- _WHAT IS EXPECTED_
Every record below should be printed exactly as it appears.

- _DATA PROVIDED_

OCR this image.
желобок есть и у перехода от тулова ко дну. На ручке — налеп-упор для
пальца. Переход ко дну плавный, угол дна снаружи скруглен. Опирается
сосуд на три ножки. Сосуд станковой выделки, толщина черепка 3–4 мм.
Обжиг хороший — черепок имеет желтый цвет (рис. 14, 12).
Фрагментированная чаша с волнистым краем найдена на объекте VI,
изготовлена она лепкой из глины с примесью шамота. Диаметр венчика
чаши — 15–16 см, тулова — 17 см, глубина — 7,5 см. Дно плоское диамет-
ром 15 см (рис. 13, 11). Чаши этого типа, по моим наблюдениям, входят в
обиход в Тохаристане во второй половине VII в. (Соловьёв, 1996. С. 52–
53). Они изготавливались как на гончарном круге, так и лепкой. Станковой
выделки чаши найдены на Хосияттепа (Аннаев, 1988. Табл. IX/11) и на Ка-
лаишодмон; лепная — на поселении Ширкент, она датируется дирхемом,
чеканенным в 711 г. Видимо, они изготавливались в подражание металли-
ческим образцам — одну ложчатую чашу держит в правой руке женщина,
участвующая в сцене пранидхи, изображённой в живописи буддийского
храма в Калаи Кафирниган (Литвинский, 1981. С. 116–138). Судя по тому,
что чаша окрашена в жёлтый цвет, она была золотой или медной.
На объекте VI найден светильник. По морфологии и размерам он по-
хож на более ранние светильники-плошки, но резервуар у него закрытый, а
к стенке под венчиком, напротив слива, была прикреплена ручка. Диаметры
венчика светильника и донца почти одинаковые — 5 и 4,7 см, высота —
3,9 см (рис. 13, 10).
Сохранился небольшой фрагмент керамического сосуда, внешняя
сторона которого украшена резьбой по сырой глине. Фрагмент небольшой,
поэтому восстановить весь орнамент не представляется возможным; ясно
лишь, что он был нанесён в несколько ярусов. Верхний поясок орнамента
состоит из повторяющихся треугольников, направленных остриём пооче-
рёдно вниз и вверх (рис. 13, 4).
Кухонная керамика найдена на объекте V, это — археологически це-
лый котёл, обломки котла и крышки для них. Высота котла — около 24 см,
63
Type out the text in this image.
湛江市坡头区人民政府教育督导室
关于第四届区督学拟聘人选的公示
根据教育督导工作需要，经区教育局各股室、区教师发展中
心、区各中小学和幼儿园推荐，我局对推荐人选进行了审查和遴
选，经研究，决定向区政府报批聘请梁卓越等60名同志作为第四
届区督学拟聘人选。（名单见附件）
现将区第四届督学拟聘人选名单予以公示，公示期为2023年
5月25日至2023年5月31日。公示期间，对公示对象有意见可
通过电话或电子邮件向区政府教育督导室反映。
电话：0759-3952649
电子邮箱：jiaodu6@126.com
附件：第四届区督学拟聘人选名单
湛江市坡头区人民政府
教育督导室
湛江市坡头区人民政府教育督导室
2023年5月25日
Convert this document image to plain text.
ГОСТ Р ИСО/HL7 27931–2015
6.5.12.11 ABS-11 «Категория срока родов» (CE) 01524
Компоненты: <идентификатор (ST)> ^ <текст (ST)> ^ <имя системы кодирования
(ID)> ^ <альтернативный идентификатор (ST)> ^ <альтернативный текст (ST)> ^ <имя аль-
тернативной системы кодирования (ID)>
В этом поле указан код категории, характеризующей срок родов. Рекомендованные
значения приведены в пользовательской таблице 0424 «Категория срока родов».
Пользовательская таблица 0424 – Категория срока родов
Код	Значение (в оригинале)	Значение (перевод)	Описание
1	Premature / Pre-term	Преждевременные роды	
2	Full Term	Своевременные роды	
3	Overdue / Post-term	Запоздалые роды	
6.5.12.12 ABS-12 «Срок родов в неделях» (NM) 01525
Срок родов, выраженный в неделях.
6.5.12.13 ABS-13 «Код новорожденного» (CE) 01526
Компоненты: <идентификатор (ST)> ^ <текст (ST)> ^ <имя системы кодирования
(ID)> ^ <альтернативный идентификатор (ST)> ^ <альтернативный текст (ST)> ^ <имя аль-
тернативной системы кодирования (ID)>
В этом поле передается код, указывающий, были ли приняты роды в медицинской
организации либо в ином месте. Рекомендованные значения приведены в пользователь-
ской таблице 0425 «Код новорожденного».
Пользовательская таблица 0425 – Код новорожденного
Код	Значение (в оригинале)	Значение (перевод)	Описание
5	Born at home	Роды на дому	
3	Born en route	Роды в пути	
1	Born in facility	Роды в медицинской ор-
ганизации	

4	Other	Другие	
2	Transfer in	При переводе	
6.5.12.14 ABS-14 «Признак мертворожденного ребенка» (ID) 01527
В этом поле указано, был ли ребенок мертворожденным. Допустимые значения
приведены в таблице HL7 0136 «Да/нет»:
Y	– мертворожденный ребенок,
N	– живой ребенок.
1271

- _SOLUTION BELOW_
OCR this image.
желобок есть и у перехода от тулова ко дну. На ручке — налеп-упор для
пальца. Переход ко дну плавный, угол дна снаружи скруглен. Опирается
сосуд на три ножки. Сосуд станковой выделки, толщина черепка 3–4 мм.
Обжиг хороший — черепок имеет желтый цвет (рис. 14, 12).
Фрагментированная чаша с волнистым краем найдена на объекте VI,
изготовлена она лепкой из глины с примесью шамота. Диаметр венчика
чаши — 15–16 см, тулова — 17 см, глубина — 7,5 см. Дно плоское диамет-
ром 15 см (рис. 13, 11). Чаши этого типа, по моим наблюдениям, входят в
обиход в Тохаристане во второй половине VII в. (Соловьёв, 1996. С. 52–
53). Они изготавливались как на гончарном круге, так и лепкой. Станковой
выделки чаши найдены на Хосияттепа (Аннаев, 1988. Табл. IX/11) и на Ка-
лаишодмон; лепная — на поселении Ширкент, она датируется дирхемом,
чеканенным в 711 г. Видимо, они изготавливались в подражание металли-
ческим образцам — одну ложчатую чашу держит в правой руке женщина,
участвующая в сцене пранидхи, изображённой в живописи буддийского
храма в Калаи Кафирниган (Литвинский, 1981. С. 116–138). Судя по тому,
что чаша окрашена в жёлтый цвет, она была золотой или медной.
На объекте VI найден светильник. По морфологии и размерам он по-
хож на более ранние светильники-плошки, но резервуар у него закрытый, а
к стенке под венчиком, напротив слива, была прикреплена ручка. Диаметры
венчика светильника и донца почти одинаковые — 5 и 4,7 см, высота —
3,9 см (рис. 13, 10).
Сохранился небольшой фрагмент керамического сосуда, внешняя
сторона которого украшена резьбой по сырой глине. Фрагмент небольшой,
поэтому восстановить весь орнамент не представляется возможным; ясно
лишь, что он был нанесён в несколько ярусов. Верхний поясок орнамента
состоит из повторяющихся треугольников, направленных остриём пооче-
рёдно вниз и вверх (рис. 13, 4).
Кухонная керамика найдена на объекте V, это — археологически це-
лый котёл, обломки котла и крышки для них. Высота котла — около 24 см,
63
Type out the text in this image.
湛江市坡头区人民政府教育督导室
关于第四届区督学拟聘人选的公示
根据教育督导工作需要，经区教育局各股室、区教师发展中
心、区各中小学和幼儿园推荐，我局对推荐人选进行了审查和遴
选，经研究，决定向区政府报批聘请梁卓越等60名同志作为第四
届区督学拟聘人选。（名单见附件）
现将区第四届督学拟聘人选名单予以公示，公示期为2023年
5月25日至2023年5月31日。公示期间，对公示对象有意见可
通过电话或电子邮件向区政府教育督导室反映。
电话：0759-3952649
电子邮箱：jiaodu6@126.com
附件：第四届区督学拟聘人选名单
湛江市坡头区人民政府
教育督导室
湛江市坡头区人民政府教育督导室
2023年5月25日
Convert this document image to plain text.
ГОСТ Р ИСО/HL7 27931–2015
6.5.12.11 ABS-11 «Категория срока родов» (CE) 01524
Компоненты: <идентификатор (ST)> ^ <текст (ST)> ^ <имя системы кодирования
(ID)> ^ <альтернативный идентификатор (ST)> ^ <альтернативный текст (ST)> ^ <имя аль-
тернативной системы кодирования (ID)>
В этом поле указан код категории, характеризующей срок родов. Рекомендованные
значения приведены в пользовательской таблице 0424 «Категория срока родов».
Пользовательская таблица 0424 – Категория срока родов
Код	Значение (в оригинале)	Значение (перевод)	Описание
1	Premature / Pre-term	Преждевременные роды	
2	Full Term	Своевременные роды	
3	Overdue / Post-term	Запоздалые роды	
6.5.12.12 ABS-12 «Срок родов в неделях» (NM) 01525
Срок родов, выраженный в неделях.
6.5.12.13 ABS-13 «Код новорожденного» (CE) 01526
Компоненты: <идентификатор (ST)> ^ <текст (ST)> ^ <имя системы кодирования
(ID)> ^ <альтернативный идентификатор (ST)> ^ <альтернативный текст (ST)> ^ <имя аль-
тернативной системы кодирования (ID)>
В этом поле передается код, указывающий, были ли приняты роды в медицинской
организации либо в ином месте. Рекомендованные значения приведены в пользователь-
ской таблице 0425 «Код новорожденного».
Пользовательская таблица 0425 – Код новорожденного
Код	Значение (в оригинале)	Значение (перевод)	Описание
5	Born at home	Роды на дому	
3	Born en route	Роды в пути	
1	Born in facility	Роды в медицинской ор-
ганизации	

4	Other	Другие	
2	Transfer in	При переводе	
6.5.12.14 ABS-14 «Признак мертворожденного ребенка» (ID) 01527
В этом поле указано, был ли ребенок мертворожденным. Допустимые значения
приведены в таблице HL7 0136 «Да/нет»:
Y	– мертворожденный ребенок,
N	– живой ребенок.
1271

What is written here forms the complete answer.